■ AIM:
Without skipping anything, write out each record below exactly.

[begin TASK MATERIAL]

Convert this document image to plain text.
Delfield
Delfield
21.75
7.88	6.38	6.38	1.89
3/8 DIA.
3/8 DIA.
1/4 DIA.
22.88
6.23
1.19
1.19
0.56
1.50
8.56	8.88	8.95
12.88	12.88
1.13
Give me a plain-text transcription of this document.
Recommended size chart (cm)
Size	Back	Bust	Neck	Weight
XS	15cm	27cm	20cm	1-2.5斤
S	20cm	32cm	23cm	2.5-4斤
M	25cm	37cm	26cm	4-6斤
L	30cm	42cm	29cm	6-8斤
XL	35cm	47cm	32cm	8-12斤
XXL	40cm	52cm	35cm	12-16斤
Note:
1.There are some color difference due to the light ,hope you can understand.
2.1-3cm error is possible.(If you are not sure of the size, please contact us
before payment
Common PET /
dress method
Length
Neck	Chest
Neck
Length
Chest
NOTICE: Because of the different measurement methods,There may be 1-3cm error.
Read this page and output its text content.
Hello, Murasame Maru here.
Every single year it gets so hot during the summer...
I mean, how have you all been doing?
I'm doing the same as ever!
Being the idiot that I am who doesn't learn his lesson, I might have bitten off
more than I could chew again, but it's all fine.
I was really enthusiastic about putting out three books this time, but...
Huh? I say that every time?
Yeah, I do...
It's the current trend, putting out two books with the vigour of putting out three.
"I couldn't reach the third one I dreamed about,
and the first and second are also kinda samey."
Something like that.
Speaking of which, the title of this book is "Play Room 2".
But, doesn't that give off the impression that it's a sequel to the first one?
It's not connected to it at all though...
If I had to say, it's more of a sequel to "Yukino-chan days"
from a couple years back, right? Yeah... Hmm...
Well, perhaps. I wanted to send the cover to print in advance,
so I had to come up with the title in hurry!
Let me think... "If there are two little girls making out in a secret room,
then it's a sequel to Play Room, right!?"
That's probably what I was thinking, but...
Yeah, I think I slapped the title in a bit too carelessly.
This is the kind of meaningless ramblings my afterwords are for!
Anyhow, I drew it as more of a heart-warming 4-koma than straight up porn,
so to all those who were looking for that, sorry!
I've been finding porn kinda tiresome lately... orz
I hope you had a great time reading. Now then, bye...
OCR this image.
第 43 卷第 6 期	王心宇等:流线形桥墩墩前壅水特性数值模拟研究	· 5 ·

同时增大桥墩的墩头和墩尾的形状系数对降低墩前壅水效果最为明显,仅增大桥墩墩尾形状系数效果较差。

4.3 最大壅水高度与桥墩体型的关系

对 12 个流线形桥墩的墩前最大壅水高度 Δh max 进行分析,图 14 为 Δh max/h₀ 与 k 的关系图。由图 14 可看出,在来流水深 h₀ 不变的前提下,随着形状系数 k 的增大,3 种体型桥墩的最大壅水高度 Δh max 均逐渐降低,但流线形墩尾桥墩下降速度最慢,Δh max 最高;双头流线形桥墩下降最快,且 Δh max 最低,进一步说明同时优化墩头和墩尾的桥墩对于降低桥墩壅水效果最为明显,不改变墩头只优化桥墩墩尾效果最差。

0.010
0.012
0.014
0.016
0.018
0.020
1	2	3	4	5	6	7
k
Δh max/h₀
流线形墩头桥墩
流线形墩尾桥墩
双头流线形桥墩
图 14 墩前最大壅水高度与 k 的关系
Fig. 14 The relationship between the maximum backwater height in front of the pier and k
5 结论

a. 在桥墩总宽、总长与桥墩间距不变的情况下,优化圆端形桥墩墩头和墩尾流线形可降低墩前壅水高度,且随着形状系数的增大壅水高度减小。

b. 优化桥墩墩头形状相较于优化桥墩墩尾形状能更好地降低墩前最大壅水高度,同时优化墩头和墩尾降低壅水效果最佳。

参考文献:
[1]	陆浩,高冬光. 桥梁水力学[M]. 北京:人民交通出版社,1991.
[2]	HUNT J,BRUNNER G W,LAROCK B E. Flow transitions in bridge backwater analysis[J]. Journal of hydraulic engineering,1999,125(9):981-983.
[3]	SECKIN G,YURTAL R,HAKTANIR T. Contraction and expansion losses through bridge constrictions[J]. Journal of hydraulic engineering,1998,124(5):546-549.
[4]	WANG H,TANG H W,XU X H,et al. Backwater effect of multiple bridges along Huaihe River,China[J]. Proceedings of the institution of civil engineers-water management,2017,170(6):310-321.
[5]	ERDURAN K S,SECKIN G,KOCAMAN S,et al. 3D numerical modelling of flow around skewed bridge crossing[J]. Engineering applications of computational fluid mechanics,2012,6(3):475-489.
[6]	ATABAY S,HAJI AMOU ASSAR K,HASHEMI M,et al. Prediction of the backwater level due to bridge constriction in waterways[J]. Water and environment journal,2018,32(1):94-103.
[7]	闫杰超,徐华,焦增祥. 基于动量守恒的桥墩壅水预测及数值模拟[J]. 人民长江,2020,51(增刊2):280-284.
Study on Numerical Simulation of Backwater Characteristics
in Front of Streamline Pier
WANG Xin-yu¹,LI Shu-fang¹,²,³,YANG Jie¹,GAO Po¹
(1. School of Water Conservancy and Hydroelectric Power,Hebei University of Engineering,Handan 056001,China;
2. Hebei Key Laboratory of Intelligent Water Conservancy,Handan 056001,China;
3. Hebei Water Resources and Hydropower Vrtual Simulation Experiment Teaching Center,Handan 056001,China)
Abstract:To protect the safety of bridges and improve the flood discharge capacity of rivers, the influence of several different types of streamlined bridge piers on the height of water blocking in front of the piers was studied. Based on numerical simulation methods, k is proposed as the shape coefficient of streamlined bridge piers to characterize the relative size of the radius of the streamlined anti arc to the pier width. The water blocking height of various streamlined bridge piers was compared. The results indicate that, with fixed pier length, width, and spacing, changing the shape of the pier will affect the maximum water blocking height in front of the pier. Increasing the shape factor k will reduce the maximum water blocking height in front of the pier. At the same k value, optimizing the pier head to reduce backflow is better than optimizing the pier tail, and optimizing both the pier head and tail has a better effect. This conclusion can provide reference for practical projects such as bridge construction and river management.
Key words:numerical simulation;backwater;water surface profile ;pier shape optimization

[end TASK MATERIAL]

■ RESPONSE TO THE TASK:
Convert this document image to plain text.
Delfield
Delfield
21.75
7.88	6.38	6.38	1.89
3/8 DIA.
3/8 DIA.
1/4 DIA.
22.88
6.23
1.19
1.19
0.56
1.50
8.56	8.88	8.95
12.88	12.88
1.13
Give me a plain-text transcription of this document.
Recommended size chart (cm)
Size	Back	Bust	Neck	Weight
XS	15cm	27cm	20cm	1-2.5斤
S	20cm	32cm	23cm	2.5-4斤
M	25cm	37cm	26cm	4-6斤
L	30cm	42cm	29cm	6-8斤
XL	35cm	47cm	32cm	8-12斤
XXL	40cm	52cm	35cm	12-16斤
Note:
1.There are some color difference due to the light ,hope you can understand.
2.1-3cm error is possible.(If you are not sure of the size, please contact us
before payment
Common PET /
dress method
Length
Neck	Chest
Neck
Length
Chest
NOTICE: Because of the different measurement methods,There may be 1-3cm error.
Read this page and output its text content.
Hello, Murasame Maru here.
Every single year it gets so hot during the summer...
I mean, how have you all been doing?
I'm doing the same as ever!
Being the idiot that I am who doesn't learn his lesson, I might have bitten off
more than I could chew again, but it's all fine.
I was really enthusiastic about putting out three books this time, but...
Huh? I say that every time?
Yeah, I do...
It's the current trend, putting out two books with the vigour of putting out three.
"I couldn't reach the third one I dreamed about,
and the first and second are also kinda samey."
Something like that.
Speaking of which, the title of this book is "Play Room 2".
But, doesn't that give off the impression that it's a sequel to the first one?
It's not connected to it at all though...
If I had to say, it's more of a sequel to "Yukino-chan days"
from a couple years back, right? Yeah... Hmm...
Well, perhaps. I wanted to send the cover to print in advance,
so I had to come up with the title in hurry!
Let me think... "If there are two little girls making out in a secret room,
then it's a sequel to Play Room, right!?"
That's probably what I was thinking, but...
Yeah, I think I slapped the title in a bit too carelessly.
This is the kind of meaningless ramblings my afterwords are for!
Anyhow, I drew it as more of a heart-warming 4-koma than straight up porn,
so to all those who were looking for that, sorry!
I've been finding porn kinda tiresome lately... orz
I hope you had a great time reading. Now then, bye...
OCR this image.
第 43 卷第 6 期	王心宇等:流线形桥墩墩前壅水特性数值模拟研究	· 5 ·

同时增大桥墩的墩头和墩尾的形状系数对降低墩前壅水效果最为明显,仅增大桥墩墩尾形状系数效果较差。

4.3 最大壅水高度与桥墩体型的关系

对 12 个流线形桥墩的墩前最大壅水高度 Δh max 进行分析,图 14 为 Δh max/h₀ 与 k 的关系图。由图 14 可看出,在来流水深 h₀ 不变的前提下,随着形状系数 k 的增大,3 种体型桥墩的最大壅水高度 Δh max 均逐渐降低,但流线形墩尾桥墩下降速度最慢,Δh max 最高;双头流线形桥墩下降最快,且 Δh max 最低,进一步说明同时优化墩头和墩尾的桥墩对于降低桥墩壅水效果最为明显,不改变墩头只优化桥墩墩尾效果最差。

0.010
0.012
0.014
0.016
0.018
0.020
1	2	3	4	5	6	7
k
Δh max/h₀
流线形墩头桥墩
流线形墩尾桥墩
双头流线形桥墩
图 14 墩前最大壅水高度与 k 的关系
Fig. 14 The relationship between the maximum backwater height in front of the pier and k
5 结论

a. 在桥墩总宽、总长与桥墩间距不变的情况下,优化圆端形桥墩墩头和墩尾流线形可降低墩前壅水高度,且随着形状系数的增大壅水高度减小。

b. 优化桥墩墩头形状相较于优化桥墩墩尾形状能更好地降低墩前最大壅水高度,同时优化墩头和墩尾降低壅水效果最佳。

参考文献:
[1]	陆浩,高冬光. 桥梁水力学[M]. 北京:人民交通出版社,1991.
[2]	HUNT J,BRUNNER G W,LAROCK B E. Flow transitions in bridge backwater analysis[J]. Journal of hydraulic engineering,1999,125(9):981-983.
[3]	SECKIN G,YURTAL R,HAKTANIR T. Contraction and expansion losses through bridge constrictions[J]. Journal of hydraulic engineering,1998,124(5):546-549.
[4]	WANG H,TANG H W,XU X H,et al. Backwater effect of multiple bridges along Huaihe River,China[J]. Proceedings of the institution of civil engineers-water management,2017,170(6):310-321.
[5]	ERDURAN K S,SECKIN G,KOCAMAN S,et al. 3D numerical modelling of flow around skewed bridge crossing[J]. Engineering applications of computational fluid mechanics,2012,6(3):475-489.
[6]	ATABAY S,HAJI AMOU ASSAR K,HASHEMI M,et al. Prediction of the backwater level due to bridge constriction in waterways[J]. Water and environment journal,2018,32(1):94-103.
[7]	闫杰超,徐华,焦增祥. 基于动量守恒的桥墩壅水预测及数值模拟[J]. 人民长江,2020,51(增刊2):280-284.
Study on Numerical Simulation of Backwater Characteristics
in Front of Streamline Pier
WANG Xin-yu¹,LI Shu-fang¹,²,³,YANG Jie¹,GAO Po¹
(1. School of Water Conservancy and Hydroelectric Power,Hebei University of Engineering,Handan 056001,China;
2. Hebei Key Laboratory of Intelligent Water Conservancy,Handan 056001,China;
3. Hebei Water Resources and Hydropower Vrtual Simulation Experiment Teaching Center,Handan 056001,China)
Abstract:To protect the safety of bridges and improve the flood discharge capacity of rivers, the influence of several different types of streamlined bridge piers on the height of water blocking in front of the piers was studied. Based on numerical simulation methods, k is proposed as the shape coefficient of streamlined bridge piers to characterize the relative size of the radius of the streamlined anti arc to the pier width. The water blocking height of various streamlined bridge piers was compared. The results indicate that, with fixed pier length, width, and spacing, changing the shape of the pier will affect the maximum water blocking height in front of the pier. Increasing the shape factor k will reduce the maximum water blocking height in front of the pier. At the same k value, optimizing the pier head to reduce backflow is better than optimizing the pier tail, and optimizing both the pier head and tail has a better effect. This conclusion can provide reference for practical projects such as bridge construction and river management.
Key words:numerical simulation;backwater;water surface profile ;pier shape optimization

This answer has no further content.